» SHORT EXERCISE:
Read through the data and report every line in which the word "Petroleum" occurs.

— begin INPUT —

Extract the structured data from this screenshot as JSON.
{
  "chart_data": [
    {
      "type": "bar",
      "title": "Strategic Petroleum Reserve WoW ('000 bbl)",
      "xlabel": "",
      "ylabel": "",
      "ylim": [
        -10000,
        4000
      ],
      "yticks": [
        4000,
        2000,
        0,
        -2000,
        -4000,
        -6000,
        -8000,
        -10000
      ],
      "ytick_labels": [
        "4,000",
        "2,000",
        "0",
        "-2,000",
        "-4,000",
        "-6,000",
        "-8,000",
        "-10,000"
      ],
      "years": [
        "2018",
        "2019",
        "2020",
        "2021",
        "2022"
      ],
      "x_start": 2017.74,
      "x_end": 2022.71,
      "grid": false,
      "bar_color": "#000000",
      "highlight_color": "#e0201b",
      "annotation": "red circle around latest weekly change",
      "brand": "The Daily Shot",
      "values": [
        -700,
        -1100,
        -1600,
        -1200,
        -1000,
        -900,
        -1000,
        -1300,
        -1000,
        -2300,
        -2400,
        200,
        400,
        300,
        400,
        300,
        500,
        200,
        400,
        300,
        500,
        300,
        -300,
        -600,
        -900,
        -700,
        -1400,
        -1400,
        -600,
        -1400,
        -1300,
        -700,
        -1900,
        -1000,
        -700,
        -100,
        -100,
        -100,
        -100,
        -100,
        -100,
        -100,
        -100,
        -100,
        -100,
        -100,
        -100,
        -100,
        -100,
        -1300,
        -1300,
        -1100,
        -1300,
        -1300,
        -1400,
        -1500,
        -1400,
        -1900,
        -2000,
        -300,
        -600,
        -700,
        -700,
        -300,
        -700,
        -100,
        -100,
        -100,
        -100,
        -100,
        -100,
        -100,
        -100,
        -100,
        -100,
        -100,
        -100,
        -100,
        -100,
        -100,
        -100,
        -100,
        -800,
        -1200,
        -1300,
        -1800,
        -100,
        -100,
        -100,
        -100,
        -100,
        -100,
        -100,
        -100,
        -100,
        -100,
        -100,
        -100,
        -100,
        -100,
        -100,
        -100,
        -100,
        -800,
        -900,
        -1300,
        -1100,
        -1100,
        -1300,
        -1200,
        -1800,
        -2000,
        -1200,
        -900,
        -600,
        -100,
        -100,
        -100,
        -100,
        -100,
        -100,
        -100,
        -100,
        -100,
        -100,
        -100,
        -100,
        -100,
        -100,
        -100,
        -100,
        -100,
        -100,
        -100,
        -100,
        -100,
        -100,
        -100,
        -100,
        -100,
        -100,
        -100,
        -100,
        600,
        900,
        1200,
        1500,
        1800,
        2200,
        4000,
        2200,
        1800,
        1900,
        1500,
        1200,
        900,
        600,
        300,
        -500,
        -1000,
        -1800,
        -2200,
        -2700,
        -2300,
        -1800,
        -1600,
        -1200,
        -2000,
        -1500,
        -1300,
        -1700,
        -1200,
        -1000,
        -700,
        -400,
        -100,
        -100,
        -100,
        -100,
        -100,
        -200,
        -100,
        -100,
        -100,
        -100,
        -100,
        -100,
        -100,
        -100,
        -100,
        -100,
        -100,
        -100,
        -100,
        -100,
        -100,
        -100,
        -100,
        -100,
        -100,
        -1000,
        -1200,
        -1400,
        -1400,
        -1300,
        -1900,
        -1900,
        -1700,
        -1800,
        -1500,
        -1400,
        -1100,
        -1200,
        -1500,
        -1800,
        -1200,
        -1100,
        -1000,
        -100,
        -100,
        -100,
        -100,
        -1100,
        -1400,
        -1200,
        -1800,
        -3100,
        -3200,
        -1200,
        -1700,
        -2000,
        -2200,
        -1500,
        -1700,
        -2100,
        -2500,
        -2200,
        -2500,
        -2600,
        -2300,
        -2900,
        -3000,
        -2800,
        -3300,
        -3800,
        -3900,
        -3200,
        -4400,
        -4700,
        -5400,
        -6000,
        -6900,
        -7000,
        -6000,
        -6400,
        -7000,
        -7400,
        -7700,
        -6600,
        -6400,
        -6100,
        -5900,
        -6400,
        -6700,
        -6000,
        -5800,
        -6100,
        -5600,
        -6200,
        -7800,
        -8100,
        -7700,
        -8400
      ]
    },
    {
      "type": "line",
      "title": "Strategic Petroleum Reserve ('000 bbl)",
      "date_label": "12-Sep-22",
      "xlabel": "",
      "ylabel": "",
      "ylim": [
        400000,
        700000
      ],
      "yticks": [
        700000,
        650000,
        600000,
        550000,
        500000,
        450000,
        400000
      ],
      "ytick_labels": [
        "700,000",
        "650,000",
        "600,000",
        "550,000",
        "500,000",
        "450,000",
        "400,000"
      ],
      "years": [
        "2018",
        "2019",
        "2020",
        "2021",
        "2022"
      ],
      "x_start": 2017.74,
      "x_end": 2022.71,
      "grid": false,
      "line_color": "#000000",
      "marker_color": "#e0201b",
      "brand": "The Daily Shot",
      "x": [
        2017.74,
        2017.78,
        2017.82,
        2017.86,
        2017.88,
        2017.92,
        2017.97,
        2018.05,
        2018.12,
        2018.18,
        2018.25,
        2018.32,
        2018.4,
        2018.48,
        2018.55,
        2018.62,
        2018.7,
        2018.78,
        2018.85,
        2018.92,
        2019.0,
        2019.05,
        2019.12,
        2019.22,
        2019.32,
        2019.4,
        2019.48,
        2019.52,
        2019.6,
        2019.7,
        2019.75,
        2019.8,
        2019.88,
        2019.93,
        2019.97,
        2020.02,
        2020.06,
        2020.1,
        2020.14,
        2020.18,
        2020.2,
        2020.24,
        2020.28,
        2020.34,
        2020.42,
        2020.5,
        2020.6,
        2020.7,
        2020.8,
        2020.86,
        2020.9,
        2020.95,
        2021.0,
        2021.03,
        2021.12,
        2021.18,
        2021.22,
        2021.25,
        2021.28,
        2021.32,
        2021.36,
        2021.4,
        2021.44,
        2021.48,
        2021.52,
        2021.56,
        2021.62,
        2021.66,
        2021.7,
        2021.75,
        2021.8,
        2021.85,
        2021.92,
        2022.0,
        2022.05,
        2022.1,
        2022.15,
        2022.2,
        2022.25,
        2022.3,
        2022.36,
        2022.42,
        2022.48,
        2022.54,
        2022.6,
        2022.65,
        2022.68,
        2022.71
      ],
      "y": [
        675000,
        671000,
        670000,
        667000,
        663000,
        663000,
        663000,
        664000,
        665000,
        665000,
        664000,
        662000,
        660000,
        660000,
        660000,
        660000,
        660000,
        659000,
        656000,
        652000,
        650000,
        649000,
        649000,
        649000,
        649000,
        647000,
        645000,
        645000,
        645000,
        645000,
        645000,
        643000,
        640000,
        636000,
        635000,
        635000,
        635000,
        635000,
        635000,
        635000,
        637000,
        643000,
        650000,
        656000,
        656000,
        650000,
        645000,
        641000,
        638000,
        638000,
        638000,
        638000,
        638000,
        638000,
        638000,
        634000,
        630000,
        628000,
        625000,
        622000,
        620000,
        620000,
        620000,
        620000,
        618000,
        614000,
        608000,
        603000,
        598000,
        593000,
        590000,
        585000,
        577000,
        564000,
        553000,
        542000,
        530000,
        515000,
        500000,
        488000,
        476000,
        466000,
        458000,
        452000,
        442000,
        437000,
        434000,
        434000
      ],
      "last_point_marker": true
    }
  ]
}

— end INPUT —

» RESPONSE:
      "title": "Strategic Petroleum Reserve WoW ('000 bbl)",
      "title": "Strategic Petroleum Reserve ('000 bbl)",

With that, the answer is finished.